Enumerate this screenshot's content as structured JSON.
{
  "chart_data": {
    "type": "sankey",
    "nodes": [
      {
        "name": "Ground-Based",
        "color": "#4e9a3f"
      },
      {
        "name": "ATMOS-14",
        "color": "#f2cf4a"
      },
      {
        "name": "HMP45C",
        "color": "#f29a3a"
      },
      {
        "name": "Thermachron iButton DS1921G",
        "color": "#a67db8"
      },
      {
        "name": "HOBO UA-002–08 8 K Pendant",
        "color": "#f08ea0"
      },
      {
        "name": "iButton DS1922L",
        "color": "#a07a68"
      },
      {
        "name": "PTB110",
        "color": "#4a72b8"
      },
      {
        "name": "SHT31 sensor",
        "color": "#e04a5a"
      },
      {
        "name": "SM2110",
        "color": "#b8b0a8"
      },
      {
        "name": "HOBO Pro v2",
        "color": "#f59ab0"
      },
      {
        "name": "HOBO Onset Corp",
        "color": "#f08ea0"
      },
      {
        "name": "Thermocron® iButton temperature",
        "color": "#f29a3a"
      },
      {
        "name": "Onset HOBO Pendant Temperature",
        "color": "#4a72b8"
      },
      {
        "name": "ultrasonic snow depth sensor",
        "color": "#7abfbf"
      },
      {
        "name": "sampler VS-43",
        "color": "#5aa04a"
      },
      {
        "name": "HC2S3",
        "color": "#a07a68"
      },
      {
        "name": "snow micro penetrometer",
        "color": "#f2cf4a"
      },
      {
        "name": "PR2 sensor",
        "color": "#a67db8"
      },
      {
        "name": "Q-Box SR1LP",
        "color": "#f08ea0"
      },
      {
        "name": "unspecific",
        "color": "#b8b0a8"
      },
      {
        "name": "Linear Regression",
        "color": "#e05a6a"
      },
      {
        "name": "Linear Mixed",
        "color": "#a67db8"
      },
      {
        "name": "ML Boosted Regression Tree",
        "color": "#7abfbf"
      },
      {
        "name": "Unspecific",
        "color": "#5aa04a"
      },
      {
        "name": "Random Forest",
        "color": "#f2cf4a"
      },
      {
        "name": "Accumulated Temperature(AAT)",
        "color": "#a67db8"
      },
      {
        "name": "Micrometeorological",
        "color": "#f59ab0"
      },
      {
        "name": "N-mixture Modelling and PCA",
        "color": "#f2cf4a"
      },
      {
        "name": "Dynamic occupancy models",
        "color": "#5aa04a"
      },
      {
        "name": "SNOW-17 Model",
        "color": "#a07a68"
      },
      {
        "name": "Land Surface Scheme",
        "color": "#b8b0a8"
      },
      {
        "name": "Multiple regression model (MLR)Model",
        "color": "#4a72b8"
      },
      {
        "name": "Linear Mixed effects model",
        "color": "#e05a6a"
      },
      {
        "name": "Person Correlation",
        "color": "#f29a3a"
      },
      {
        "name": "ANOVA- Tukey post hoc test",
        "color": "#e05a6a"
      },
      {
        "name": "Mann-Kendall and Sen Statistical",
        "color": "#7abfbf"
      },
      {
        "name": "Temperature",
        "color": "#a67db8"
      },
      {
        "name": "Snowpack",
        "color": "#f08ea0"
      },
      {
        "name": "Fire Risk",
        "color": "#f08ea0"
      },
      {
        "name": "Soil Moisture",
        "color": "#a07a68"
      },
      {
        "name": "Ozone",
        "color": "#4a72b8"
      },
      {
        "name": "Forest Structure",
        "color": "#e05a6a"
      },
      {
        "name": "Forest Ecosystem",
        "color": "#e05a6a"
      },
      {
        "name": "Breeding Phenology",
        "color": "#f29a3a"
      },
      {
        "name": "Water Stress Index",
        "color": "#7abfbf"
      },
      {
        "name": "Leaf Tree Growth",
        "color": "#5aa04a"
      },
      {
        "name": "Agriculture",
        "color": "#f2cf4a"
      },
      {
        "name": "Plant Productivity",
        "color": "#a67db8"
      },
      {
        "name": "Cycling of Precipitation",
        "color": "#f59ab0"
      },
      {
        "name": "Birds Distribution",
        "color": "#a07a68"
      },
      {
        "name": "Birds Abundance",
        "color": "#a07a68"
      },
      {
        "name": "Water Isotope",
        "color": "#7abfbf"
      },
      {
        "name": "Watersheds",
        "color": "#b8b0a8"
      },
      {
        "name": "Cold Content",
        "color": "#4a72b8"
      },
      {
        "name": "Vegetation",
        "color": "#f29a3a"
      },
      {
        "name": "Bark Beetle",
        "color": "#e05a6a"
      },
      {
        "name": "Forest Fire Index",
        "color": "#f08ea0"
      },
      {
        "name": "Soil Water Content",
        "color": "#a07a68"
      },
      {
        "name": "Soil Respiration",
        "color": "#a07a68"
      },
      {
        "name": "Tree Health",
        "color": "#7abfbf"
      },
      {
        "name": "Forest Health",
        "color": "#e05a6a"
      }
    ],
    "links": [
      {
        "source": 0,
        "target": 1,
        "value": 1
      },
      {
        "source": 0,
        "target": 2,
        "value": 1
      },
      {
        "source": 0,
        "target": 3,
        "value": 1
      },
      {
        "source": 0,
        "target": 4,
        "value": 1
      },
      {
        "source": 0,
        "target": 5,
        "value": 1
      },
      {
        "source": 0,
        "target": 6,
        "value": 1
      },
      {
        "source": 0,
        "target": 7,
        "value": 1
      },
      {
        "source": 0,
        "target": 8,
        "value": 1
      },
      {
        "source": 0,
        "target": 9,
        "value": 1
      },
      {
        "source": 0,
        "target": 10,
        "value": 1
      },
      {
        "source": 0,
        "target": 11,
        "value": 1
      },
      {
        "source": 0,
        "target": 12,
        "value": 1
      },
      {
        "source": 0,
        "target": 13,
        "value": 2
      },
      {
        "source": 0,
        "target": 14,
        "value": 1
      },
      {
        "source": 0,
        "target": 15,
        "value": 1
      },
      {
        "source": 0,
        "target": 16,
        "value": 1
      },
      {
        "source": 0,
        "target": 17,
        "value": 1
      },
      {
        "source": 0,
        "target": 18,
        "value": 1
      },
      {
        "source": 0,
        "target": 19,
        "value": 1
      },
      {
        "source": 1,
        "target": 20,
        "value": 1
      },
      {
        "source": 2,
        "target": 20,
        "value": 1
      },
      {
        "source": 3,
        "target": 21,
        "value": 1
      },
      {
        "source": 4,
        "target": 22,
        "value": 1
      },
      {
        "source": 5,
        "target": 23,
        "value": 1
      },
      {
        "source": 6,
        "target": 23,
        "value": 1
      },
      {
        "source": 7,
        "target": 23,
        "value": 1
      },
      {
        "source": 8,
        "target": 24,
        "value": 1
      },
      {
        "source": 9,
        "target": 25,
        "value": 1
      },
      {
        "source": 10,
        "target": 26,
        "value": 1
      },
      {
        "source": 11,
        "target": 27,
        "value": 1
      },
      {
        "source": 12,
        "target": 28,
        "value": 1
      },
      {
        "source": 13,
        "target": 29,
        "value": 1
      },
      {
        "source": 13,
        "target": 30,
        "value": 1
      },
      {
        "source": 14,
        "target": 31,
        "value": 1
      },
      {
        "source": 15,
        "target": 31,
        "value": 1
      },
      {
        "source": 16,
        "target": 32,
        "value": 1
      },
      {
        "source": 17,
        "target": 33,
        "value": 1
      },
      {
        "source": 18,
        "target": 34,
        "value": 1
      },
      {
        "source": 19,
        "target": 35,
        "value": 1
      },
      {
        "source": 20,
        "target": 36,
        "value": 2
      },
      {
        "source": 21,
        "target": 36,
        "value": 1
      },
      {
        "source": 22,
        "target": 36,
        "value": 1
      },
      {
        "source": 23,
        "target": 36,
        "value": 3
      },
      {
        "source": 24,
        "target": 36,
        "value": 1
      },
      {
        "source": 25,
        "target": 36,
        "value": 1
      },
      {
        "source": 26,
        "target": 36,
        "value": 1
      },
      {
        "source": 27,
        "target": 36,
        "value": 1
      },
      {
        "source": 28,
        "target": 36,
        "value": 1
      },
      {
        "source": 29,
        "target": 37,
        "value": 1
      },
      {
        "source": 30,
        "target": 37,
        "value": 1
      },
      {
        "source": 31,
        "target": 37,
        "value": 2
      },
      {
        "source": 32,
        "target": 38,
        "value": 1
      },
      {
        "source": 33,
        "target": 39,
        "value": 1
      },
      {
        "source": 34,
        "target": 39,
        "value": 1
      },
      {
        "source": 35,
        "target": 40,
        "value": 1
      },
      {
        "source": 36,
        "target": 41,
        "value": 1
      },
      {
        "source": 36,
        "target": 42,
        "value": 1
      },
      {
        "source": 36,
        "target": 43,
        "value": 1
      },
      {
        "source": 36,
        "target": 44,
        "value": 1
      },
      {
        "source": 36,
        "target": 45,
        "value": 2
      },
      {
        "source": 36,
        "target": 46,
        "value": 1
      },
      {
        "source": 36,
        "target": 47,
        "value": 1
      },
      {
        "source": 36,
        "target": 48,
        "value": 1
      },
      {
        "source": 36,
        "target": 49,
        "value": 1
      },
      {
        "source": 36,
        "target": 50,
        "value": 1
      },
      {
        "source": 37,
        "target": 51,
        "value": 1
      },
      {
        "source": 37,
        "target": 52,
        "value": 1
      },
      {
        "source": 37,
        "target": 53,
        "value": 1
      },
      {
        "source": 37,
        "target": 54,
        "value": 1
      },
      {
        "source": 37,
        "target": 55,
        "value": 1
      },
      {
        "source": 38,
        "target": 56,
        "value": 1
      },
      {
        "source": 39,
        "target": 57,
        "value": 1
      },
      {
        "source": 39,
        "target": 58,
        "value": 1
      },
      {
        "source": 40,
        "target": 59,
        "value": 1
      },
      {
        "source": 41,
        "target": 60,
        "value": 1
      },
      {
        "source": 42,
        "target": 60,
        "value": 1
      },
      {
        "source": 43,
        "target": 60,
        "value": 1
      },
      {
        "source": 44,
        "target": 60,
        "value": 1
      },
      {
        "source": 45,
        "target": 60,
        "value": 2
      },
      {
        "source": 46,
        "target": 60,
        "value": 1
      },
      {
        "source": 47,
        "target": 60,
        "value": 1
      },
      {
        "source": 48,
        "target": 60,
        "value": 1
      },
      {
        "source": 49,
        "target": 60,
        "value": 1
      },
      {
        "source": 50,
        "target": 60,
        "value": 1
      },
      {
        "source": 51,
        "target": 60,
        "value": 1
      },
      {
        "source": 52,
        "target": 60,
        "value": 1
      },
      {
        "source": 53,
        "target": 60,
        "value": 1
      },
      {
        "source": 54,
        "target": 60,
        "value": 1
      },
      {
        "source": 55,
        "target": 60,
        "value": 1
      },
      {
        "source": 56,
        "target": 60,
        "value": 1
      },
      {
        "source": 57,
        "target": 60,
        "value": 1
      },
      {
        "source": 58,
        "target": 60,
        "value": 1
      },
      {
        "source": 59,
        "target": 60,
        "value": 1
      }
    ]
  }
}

» **What you are asked to do**: From the listing above, collect every line that mentions the word "Health".

» **Written solution**:
        "name": "Tree Health",
        "name": "Forest Health",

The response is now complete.